▶ **Problem**
All of the data must be printed exactly; please include every line.

Dataset excerpt:

[Begin]

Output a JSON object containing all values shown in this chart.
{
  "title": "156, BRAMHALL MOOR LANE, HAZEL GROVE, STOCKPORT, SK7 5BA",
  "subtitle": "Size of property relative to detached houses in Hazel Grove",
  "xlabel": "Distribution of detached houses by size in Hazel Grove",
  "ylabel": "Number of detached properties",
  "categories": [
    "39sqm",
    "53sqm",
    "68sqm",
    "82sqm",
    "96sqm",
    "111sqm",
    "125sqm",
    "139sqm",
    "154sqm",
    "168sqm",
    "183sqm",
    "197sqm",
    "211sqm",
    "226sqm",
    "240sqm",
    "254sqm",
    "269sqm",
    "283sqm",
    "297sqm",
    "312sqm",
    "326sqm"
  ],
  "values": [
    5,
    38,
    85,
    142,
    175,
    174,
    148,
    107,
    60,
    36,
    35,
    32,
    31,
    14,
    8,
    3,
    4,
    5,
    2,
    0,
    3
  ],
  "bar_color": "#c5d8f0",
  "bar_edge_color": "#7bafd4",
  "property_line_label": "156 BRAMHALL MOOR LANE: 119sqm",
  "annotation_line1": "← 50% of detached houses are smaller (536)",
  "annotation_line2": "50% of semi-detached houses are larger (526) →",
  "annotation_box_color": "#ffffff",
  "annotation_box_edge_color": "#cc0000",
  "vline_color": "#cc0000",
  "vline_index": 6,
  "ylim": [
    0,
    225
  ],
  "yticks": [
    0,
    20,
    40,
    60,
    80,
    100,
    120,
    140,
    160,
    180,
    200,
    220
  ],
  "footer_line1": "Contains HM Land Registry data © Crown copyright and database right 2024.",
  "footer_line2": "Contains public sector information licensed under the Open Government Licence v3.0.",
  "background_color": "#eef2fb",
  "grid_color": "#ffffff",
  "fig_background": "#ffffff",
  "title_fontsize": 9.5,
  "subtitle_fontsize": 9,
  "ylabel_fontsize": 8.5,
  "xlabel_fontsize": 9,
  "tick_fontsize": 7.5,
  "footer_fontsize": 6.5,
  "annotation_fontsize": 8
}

[End]

▶ **Task answer**
Output a JSON object containing all values shown in this chart.
{
  "title": "156, BRAMHALL MOOR LANE, HAZEL GROVE, STOCKPORT, SK7 5BA",
  "subtitle": "Size of property relative to detached houses in Hazel Grove",
  "xlabel": "Distribution of detached houses by size in Hazel Grove",
  "ylabel": "Number of detached properties",
  "categories": [
    "39sqm",
    "53sqm",
    "68sqm",
    "82sqm",
    "96sqm",
    "111sqm",
    "125sqm",
    "139sqm",
    "154sqm",
    "168sqm",
    "183sqm",
    "197sqm",
    "211sqm",
    "226sqm",
    "240sqm",
    "254sqm",
    "269sqm",
    "283sqm",
    "297sqm",
    "312sqm",
    "326sqm"
  ],
  "values": [
    5,
    38,
    85,
    142,
    175,
    174,
    148,
    107,
    60,
    36,
    35,
    32,
    31,
    14,
    8,
    3,
    4,
    5,
    2,
    0,
    3
  ],
  "bar_color": "#c5d8f0",
  "bar_edge_color": "#7bafd4",
  "property_line_label": "156 BRAMHALL MOOR LANE: 119sqm",
  "annotation_line1": "← 50% of detached houses are smaller (536)",
  "annotation_line2": "50% of semi-detached houses are larger (526) →",
  "annotation_box_color": "#ffffff",
  "annotation_box_edge_color": "#cc0000",
  "vline_color": "#cc0000",
  "vline_index": 6,
  "ylim": [
    0,
    225
  ],
  "yticks": [
    0,
    20,
    40,
    60,
    80,
    100,
    120,
    140,
    160,
    180,
    200,
    220
  ],
  "footer_line1": "Contains HM Land Registry data © Crown copyright and database right 2024.",
  "footer_line2": "Contains public sector information licensed under the Open Government Licence v3.0.",
  "background_color": "#eef2fb",
  "grid_color": "#ffffff",
  "fig_background": "#ffffff",
  "title_fontsize": 9.5,
  "subtitle_fontsize": 9,
  "ylabel_fontsize": 8.5,
  "xlabel_fontsize": 9,
  "tick_fontsize": 7.5,
  "footer_fontsize": 6.5,
  "annotation_fontsize": 8
}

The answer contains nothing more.